[Element and region data]

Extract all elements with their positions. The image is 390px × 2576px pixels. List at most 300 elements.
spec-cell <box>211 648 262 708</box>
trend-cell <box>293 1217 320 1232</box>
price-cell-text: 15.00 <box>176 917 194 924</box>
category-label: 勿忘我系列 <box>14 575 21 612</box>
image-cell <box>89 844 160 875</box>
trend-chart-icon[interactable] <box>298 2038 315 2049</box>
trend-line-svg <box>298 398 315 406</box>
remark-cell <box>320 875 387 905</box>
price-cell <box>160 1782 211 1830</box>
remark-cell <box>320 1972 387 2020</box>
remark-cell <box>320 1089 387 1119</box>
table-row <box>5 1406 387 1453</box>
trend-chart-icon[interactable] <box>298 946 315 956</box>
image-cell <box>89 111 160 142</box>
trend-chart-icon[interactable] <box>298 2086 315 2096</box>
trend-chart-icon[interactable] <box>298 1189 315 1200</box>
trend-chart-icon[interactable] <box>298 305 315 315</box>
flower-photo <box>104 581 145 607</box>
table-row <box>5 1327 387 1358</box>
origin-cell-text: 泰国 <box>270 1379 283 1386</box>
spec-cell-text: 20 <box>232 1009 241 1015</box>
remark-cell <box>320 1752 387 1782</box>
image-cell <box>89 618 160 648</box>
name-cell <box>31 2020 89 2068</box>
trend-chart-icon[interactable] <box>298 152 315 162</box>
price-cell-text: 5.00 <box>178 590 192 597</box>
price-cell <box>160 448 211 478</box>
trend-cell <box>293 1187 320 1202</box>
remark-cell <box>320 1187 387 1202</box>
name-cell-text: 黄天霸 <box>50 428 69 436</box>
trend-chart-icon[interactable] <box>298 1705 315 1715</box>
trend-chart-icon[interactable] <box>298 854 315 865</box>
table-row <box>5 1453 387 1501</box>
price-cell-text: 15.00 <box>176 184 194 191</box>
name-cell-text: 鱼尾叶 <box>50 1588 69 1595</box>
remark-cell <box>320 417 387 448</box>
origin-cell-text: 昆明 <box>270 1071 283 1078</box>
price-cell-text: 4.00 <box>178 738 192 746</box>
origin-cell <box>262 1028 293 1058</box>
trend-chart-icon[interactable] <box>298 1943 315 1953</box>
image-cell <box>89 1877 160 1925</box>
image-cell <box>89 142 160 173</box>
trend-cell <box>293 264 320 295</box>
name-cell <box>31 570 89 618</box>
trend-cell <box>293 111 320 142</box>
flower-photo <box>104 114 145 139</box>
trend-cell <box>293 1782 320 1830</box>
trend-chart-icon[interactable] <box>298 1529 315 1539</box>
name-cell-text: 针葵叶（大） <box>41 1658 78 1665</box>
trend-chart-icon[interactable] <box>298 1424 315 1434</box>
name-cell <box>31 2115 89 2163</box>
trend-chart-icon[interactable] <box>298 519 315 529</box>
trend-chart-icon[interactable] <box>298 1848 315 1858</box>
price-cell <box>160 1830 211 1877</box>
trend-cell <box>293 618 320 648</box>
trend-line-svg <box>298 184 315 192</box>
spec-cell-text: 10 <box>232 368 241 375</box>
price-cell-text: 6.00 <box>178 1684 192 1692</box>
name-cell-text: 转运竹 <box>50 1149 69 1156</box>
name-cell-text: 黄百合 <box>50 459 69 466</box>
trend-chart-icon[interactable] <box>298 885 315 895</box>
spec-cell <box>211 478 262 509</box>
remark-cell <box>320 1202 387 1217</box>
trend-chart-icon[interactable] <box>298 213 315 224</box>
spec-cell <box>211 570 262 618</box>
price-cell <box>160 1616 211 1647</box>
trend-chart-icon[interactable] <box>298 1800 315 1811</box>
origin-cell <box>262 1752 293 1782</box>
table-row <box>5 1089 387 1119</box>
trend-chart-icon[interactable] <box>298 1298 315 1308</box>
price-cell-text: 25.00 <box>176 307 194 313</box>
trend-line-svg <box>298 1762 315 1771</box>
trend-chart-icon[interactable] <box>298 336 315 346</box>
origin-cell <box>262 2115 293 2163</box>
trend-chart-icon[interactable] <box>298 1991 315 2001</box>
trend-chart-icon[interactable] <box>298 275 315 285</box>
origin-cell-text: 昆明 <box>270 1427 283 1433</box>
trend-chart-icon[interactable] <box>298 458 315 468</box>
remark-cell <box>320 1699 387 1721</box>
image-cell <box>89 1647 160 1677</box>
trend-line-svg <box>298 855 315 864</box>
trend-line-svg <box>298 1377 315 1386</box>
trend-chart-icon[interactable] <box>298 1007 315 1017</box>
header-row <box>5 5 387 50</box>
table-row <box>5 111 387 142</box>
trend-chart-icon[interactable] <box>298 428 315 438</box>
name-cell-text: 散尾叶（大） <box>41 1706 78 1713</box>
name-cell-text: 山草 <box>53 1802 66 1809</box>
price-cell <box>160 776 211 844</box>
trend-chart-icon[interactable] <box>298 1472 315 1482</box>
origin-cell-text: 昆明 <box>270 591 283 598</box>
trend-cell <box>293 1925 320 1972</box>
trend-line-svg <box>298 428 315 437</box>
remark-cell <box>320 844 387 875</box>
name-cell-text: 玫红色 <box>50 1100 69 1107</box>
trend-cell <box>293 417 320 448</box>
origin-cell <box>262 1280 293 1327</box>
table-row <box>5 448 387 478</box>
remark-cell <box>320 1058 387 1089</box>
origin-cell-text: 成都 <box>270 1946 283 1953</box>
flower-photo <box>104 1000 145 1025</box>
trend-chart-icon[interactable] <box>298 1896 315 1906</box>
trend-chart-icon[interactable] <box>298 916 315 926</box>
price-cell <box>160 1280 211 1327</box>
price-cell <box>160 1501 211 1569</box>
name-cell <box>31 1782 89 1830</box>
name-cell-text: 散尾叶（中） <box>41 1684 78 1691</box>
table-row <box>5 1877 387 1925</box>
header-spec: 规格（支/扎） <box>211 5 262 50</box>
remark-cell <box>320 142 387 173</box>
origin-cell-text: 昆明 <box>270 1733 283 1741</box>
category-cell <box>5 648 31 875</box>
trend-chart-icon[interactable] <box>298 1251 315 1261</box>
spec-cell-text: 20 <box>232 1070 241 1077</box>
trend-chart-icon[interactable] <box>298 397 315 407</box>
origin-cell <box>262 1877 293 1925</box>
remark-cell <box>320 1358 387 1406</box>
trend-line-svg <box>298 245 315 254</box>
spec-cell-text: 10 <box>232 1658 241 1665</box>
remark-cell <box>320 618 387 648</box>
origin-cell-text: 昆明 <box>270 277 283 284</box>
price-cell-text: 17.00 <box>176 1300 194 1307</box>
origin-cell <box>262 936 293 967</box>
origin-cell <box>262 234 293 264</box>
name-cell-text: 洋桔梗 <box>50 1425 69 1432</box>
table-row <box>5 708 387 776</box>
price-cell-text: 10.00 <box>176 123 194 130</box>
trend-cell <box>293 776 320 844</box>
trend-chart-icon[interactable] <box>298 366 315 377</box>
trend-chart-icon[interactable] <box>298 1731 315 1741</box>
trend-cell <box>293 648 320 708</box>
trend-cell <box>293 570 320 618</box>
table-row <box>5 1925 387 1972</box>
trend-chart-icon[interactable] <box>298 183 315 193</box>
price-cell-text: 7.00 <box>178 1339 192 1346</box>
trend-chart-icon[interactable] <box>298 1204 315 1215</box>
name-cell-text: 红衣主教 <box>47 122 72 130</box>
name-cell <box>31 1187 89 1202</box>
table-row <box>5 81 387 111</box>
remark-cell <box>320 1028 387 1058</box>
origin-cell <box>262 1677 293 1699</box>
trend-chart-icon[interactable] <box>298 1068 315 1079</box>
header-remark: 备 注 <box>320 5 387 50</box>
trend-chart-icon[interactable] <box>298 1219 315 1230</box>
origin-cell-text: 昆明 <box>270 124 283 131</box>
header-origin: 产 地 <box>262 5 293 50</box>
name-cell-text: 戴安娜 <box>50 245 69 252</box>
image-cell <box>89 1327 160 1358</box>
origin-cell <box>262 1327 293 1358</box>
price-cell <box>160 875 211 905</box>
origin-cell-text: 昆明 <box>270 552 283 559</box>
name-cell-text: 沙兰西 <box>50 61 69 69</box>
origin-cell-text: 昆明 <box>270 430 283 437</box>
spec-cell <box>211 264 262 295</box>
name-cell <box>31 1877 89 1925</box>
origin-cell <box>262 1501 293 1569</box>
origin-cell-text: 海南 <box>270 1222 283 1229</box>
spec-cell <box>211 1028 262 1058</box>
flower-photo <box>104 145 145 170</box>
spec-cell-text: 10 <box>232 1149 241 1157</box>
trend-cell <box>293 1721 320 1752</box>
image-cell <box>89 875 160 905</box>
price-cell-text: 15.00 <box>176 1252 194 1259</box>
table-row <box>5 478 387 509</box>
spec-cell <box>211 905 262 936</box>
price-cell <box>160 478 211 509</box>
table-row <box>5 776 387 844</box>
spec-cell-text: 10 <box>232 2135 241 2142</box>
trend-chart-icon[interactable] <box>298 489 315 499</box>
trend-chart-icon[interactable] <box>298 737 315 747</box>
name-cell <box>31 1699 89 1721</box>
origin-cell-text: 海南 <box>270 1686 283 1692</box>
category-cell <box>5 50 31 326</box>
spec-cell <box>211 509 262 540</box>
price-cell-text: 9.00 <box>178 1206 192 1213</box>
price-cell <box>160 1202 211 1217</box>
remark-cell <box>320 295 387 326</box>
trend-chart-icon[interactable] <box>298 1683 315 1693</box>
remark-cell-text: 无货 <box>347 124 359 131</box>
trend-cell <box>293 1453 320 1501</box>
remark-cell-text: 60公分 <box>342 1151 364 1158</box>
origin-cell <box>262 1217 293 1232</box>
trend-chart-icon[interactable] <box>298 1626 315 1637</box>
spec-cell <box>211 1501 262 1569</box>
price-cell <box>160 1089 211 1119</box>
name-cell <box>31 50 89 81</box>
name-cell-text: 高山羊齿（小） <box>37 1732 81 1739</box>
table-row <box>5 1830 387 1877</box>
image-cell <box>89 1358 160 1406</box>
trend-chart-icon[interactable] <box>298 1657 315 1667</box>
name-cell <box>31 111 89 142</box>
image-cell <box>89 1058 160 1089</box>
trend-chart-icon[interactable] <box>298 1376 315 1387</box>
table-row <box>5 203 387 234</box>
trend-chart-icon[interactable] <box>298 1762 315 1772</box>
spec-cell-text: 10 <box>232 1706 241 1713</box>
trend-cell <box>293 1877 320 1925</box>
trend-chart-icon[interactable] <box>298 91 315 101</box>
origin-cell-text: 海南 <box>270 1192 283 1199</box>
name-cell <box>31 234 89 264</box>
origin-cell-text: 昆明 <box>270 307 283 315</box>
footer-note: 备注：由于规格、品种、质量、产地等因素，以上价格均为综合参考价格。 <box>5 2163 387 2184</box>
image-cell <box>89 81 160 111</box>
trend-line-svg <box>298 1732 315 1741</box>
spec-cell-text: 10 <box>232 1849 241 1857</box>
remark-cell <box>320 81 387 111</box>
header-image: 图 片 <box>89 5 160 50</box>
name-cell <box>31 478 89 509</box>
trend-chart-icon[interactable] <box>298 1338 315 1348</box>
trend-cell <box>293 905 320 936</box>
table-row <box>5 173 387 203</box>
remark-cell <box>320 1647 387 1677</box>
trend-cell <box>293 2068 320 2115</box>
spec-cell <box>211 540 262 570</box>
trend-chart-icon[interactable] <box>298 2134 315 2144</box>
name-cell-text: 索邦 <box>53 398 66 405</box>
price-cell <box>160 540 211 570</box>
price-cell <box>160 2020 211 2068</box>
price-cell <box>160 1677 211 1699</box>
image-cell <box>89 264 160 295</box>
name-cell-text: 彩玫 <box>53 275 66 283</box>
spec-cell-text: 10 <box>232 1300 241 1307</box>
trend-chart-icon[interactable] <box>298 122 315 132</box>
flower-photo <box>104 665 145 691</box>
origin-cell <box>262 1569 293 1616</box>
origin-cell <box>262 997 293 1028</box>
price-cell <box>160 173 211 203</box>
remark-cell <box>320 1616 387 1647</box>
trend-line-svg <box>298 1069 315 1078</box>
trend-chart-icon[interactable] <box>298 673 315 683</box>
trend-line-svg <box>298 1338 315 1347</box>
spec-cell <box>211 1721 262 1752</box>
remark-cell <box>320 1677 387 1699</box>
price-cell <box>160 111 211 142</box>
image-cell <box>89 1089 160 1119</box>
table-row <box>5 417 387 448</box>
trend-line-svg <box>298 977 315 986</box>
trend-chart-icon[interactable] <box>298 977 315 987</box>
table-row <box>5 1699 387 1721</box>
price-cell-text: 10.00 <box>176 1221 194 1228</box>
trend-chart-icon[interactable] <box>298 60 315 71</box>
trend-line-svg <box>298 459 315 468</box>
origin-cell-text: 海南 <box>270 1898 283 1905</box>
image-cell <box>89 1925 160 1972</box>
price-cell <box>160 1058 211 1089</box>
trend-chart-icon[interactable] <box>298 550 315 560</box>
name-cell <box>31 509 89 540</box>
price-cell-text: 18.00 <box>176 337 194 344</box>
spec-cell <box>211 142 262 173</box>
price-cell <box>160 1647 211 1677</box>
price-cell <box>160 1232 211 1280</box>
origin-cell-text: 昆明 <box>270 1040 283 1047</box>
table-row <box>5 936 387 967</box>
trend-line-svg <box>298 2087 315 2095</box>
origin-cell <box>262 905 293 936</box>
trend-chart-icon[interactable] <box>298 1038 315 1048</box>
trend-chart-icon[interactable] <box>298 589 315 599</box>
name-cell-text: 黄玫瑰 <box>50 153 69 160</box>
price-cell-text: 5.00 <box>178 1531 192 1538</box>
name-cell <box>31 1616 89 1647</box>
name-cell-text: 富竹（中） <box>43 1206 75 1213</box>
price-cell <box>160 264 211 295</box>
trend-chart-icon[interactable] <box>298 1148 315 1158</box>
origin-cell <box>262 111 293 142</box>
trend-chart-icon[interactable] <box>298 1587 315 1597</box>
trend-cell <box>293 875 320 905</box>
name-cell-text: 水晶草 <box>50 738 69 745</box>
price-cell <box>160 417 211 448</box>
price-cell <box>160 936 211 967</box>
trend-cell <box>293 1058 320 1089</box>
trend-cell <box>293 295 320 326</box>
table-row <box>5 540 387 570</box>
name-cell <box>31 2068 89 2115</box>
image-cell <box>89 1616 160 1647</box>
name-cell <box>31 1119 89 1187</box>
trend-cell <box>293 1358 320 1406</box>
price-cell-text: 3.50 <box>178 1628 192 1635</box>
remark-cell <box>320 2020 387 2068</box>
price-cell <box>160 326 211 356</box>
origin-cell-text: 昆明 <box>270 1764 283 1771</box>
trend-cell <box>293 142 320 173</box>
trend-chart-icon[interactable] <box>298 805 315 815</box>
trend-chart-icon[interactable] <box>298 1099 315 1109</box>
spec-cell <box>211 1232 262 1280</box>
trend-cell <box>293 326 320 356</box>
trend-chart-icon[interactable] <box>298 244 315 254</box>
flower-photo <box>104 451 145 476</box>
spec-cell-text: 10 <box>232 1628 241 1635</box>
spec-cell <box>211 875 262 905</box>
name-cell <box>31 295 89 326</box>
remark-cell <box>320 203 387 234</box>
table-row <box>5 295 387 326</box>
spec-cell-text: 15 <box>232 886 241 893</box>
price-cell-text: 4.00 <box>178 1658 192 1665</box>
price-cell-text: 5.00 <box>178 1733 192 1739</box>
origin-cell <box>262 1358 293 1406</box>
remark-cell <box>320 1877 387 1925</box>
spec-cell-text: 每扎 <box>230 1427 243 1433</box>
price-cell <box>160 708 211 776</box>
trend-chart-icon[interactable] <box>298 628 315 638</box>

# Exercise goal
In the records, from the first line through the line containing "trend-chart-icon[interactable] <box>298 2086", change every "remark-cell" to "note-cell" and leave everything else unchanged. Output only those lines.

# Task output
Extract all elements with their positions. The image is 390px × 2576px pixels. List at most 300 elements.
spec-cell <box>211 648 262 708</box>
trend-cell <box>293 1217 320 1232</box>
price-cell-text: 15.00 <box>176 917 194 924</box>
category-label: 勿忘我系列 <box>14 575 21 612</box>
image-cell <box>89 844 160 875</box>
trend-chart-icon[interactable] <box>298 2038 315 2049</box>
trend-line-svg <box>298 398 315 406</box>
note-cell <box>320 875 387 905</box>
price-cell <box>160 1782 211 1830</box>
note-cell <box>320 1972 387 2020</box>
note-cell <box>320 1089 387 1119</box>
table-row <box>5 1406 387 1453</box>
trend-chart-icon[interactable] <box>298 946 315 956</box>
image-cell <box>89 111 160 142</box>
trend-chart-icon[interactable] <box>298 2086 315 2096</box>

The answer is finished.